'''

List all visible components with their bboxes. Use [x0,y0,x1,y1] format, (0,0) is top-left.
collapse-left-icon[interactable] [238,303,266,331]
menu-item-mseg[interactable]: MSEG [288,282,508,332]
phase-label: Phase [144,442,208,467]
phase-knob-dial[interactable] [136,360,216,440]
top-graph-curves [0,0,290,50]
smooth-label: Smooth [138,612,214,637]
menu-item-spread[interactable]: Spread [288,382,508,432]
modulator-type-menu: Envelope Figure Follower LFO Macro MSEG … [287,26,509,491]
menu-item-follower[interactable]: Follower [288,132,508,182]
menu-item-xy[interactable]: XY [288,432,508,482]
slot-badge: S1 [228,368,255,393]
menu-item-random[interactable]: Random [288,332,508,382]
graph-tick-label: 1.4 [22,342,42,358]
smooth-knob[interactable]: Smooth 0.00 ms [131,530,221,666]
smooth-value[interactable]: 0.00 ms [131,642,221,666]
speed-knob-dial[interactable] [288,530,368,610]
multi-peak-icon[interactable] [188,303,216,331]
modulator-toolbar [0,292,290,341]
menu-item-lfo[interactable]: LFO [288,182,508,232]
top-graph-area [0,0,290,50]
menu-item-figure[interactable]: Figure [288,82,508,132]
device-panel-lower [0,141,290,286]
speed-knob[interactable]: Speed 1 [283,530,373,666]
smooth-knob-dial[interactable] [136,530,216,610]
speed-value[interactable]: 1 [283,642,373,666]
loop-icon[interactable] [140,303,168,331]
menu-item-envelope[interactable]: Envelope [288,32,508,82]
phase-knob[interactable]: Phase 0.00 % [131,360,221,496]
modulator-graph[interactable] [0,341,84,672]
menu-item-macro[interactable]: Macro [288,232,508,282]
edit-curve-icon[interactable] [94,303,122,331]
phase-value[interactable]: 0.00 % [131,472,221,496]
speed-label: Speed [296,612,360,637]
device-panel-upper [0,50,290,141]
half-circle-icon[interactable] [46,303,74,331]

'''

**INSTRUCTIONS TO FOLLOW:**
Rewrite all of the lines above, substituting "clickable" for every occurrence of "interactable" and changing nothing else.

**ANSWER FOR THE TASK:**
List all visible components with their bboxes. Use [x0,y0,x1,y1] format, (0,0) is top-left.
collapse-left-icon[clickable] [238,303,266,331]
menu-item-mseg[clickable]: MSEG [288,282,508,332]
phase-label: Phase [144,442,208,467]
phase-knob-dial[clickable] [136,360,216,440]
top-graph-curves [0,0,290,50]
smooth-label: Smooth [138,612,214,637]
menu-item-spread[clickable]: Spread [288,382,508,432]
modulator-type-menu: Envelope Figure Follower LFO Macro MSEG … [287,26,509,491]
menu-item-follower[clickable]: Follower [288,132,508,182]
menu-item-xy[clickable]: XY [288,432,508,482]
slot-badge: S1 [228,368,255,393]
menu-item-random[clickable]: Random [288,332,508,382]
graph-tick-label: 1.4 [22,342,42,358]
smooth-knob[clickable]: Smooth 0.00 ms [131,530,221,666]
smooth-value[clickable]: 0.00 ms [131,642,221,666]
speed-knob-dial[clickable] [288,530,368,610]
multi-peak-icon[clickable] [188,303,216,331]
modulator-toolbar [0,292,290,341]
menu-item-lfo[clickable]: LFO [288,182,508,232]
top-graph-area [0,0,290,50]
menu-item-figure[clickable]: Figure [288,82,508,132]
device-panel-lower [0,141,290,286]
speed-knob[clickable]: Speed 1 [283,530,373,666]
smooth-knob-dial[clickable] [136,530,216,610]
speed-value[clickable]: 1 [283,642,373,666]
loop-icon[clickable] [140,303,168,331]
menu-item-envelope[clickable]: Envelope [288,32,508,82]
phase-knob[clickable]: Phase 0.00 % [131,360,221,496]
modulator-graph[clickable] [0,341,84,672]
menu-item-macro[clickable]: Macro [288,232,508,282]
edit-curve-icon[clickable] [94,303,122,331]
phase-value[clickable]: 0.00 % [131,472,221,496]
speed-label: Speed [296,612,360,637]
device-panel-upper [0,50,290,141]
half-circle-icon[clickable] [46,303,74,331]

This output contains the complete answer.